Copy each line below in which the string "byla" occurs.

**Listed records:**
• • •

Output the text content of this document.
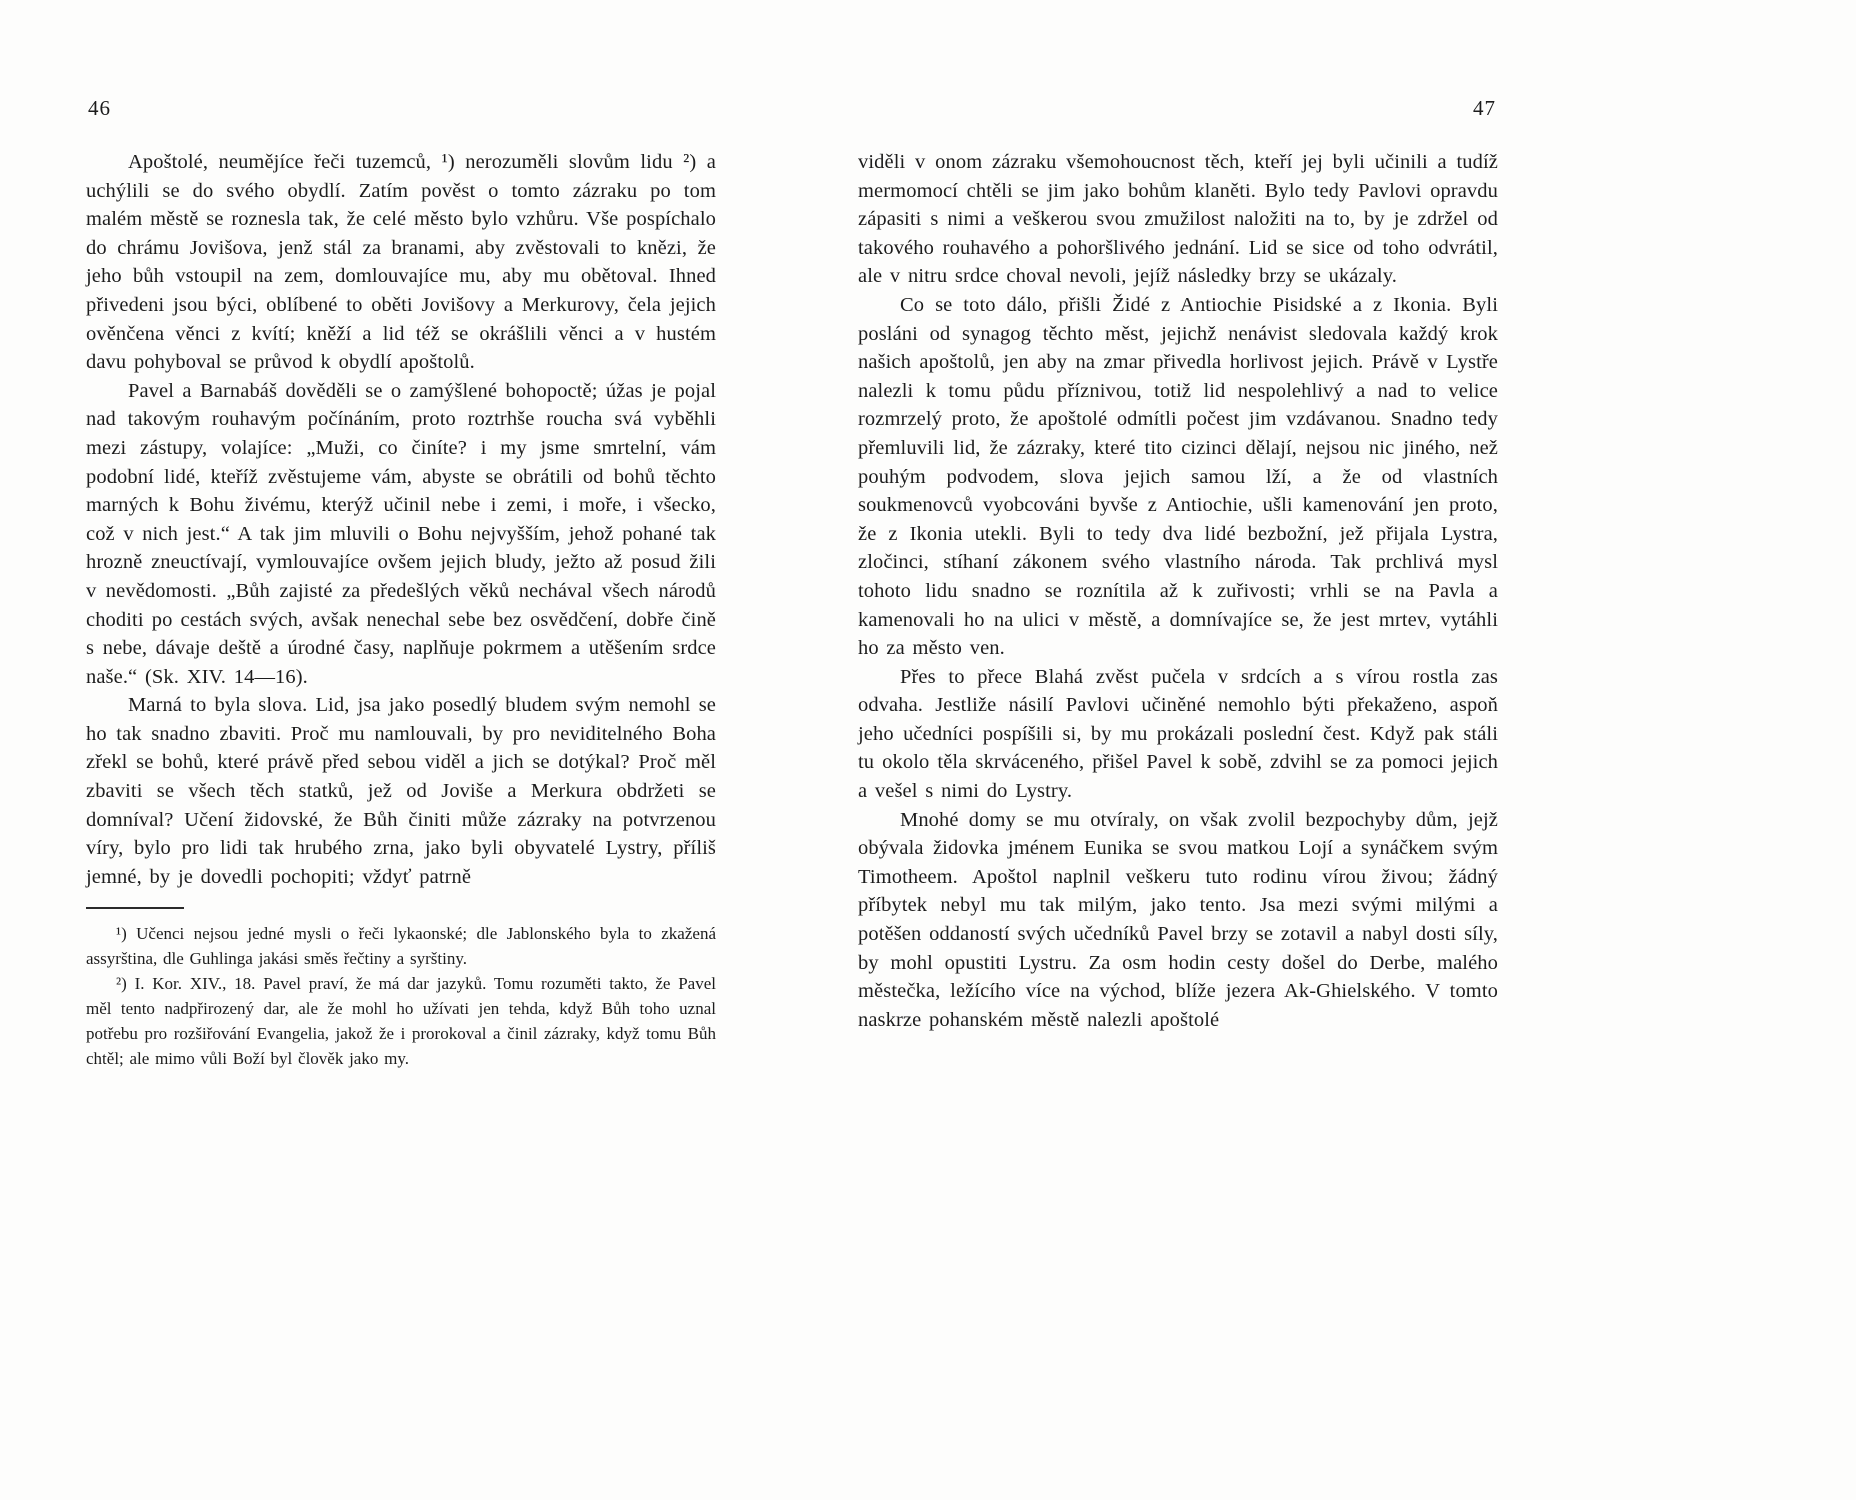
46

Apoštolé, neumějíce řeči tuzemců, ¹) nerozuměli slovům lidu ²) a uchýlili se do svého obydlí. Zatím pověst o tomto zázraku po tom malém městě se roznesla tak, že celé město bylo vzhůru. Vše pospíchalo do chrámu Jovišova, jenž stál za branami, aby zvěstovali to knězi, že jeho bůh vstoupil na zem, domlouvajíce mu, aby mu obětoval. Ihned přivedeni jsou býci, oblíbené to oběti Jovišovy a Merkurovy, čela jejich ověnčena věnci z kvítí; kněží a lid též se okrášlili věnci a v hustém davu pohyboval se průvod k obydlí apoštolů.

Pavel a Barnabáš dověděli se o zamýšlené bohopoctě; úžas je pojal nad takovým rouhavým počínáním, proto roztrhše roucha svá vyběhli mezi zástupy, volajíce: „Muži, co činíte? i my jsme smrtelní, vám podobní lidé, kteříž zvěstujeme vám, abyste se obrátili od bohů těchto marných k Bohu živému, kterýž učinil nebe i zemi, i moře, i všecko, což v nich jest.“ A tak jim mluvili o Bohu nejvyšším, jehož pohané tak hrozně zneuctívají, vymlouvajíce ovšem jejich bludy, ježto až posud žili v nevědomosti. „Bůh zajisté za předešlých věků nechával všech národů choditi po cestách svých, avšak nenechal sebe bez osvědčení, dobře čině s nebe, dávaje deště a úrodné časy, naplňuje pokrmem a utěšením srdce naše.“ (Sk. XIV. 14—16).

Marná to byla slova. Lid, jsa jako posedlý bludem svým nemohl se ho tak snadno zbaviti. Proč mu namlouvali, by pro neviditelného Boha zřekl se bohů, které právě před sebou viděl a jich se dotýkal? Proč měl zbaviti se všech těch statků, jež od Joviše a Merkura obdržeti se domníval? Učení židovské, že Bůh činiti může zázraky na potvrzenou víry, bylo pro lidi tak hrubého zrna, jako byli obyvatelé Lystry, příliš jemné, by je dovedli pochopiti; vždyť patrně

¹) Učenci nejsou jedné mysli o řeči lykaonské; dle Jablonského byla to zkažená assyrština, dle Guhlinga jakási směs řečtiny a syrštiny.

²) I. Kor. XIV., 18. Pavel praví, že má dar jazyků. Tomu rozuměti takto, že Pavel měl tento nadpřirozený dar, ale že mohl ho užívati jen tehda, když Bůh toho uznal potřebu pro rozšiřování Evangelia, jakož že i prorokoval a činil zázraky, když tomu Bůh chtěl; ale mimo vůli Boží byl člověk jako my.

47

viděli v onom zázraku všemohoucnost těch, kteří jej byli učinili a tudíž mermomocí chtěli se jim jako bohům klaněti. Bylo tedy Pavlovi opravdu zápasiti s nimi a veškerou svou zmužilost naložiti na to, by je zdržel od takového rouhavého a pohoršlivého jednání. Lid se sice od toho odvrátil, ale v nitru srdce choval nevoli, jejíž následky brzy se ukázaly.

Co se toto dálo, přišli Židé z Antiochie Pisidské a z Ikonia. Byli posláni od synagog těchto měst, jejichž nenávist sledovala každý krok našich apoštolů, jen aby na zmar přivedla horlivost jejich. Právě v Lystře nalezli k tomu půdu příznivou, totiž lid nespolehlivý a nad to velice rozmrzelý proto, že apoštolé odmítli počest jim vzdávanou. Snadno tedy přemluvili lid, že zázraky, které tito cizinci dělají, nejsou nic jiného, než pouhým podvodem, slova jejich samou lží, a že od vlastních soukmenovců vyobcováni byvše z Antiochie, ušli kamenování jen proto, že z Ikonia utekli. Byli to tedy dva lidé bezbožní, jež přijala Lystra, zločinci, stíhaní zákonem svého vlastního národa. Tak prchlivá mysl tohoto lidu snadno se roznítila až k zuřivosti; vrhli se na Pavla a kamenovali ho na ulici v městě, a domnívajíce se, že jest mrtev, vytáhli ho za město ven.

Přes to přece Blahá zvěst pučela v srdcích a s vírou rostla zas odvaha. Jestliže násilí Pavlovi učiněné nemohlo býti překaženo, aspoň jeho učedníci pospíšili si, by mu prokázali poslední čest. Když pak stáli tu okolo těla skrváceného, přišel Pavel k sobě, zdvihl se za pomoci jejich a vešel s nimi do Lystry.

Mnohé domy se mu otvíraly, on však zvolil bezpochyby dům, jejž obývala židovka jménem Eunika se svou matkou Lojí a synáčkem svým Timotheem. Apoštol naplnil veškeru tuto rodinu vírou živou; žádný příbytek nebyl mu tak milým, jako tento. Jsa mezi svými milými a potěšen oddaností svých učedníků Pavel brzy se zotavil a nabyl dosti síly, by mohl opustiti Lystru. Za osm hodin cesty došel do Derbe, malého městečka, ležícího více na východ, blíže jezera Ak-Ghielského. V tomto naskrze pohanském městě nalezli apoštolé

• • •

**Solution:**
Marná to byla slova. Lid, jsa jako posedlý bludem svým nemohl se ho tak snadno zbaviti. Proč mu namlouvali, by pro neviditelného Boha zřekl se bohů, které právě před sebou viděl a jich se dotýkal? Proč měl zbaviti se všech těch statků, jež od Joviše a Merkura obdržeti se domníval? Učení židovské, že Bůh činiti může zázraky na potvrzenou víry, bylo pro lidi tak hrubého zrna, jako byli obyvatelé Lystry, příliš jemné, by je dovedli pochopiti; vždyť patrně
¹) Učenci nejsou jedné mysli o řeči lykaonské; dle Jablonského byla to zkažená assyrština, dle Guhlinga jakási směs řečtiny a syrštiny.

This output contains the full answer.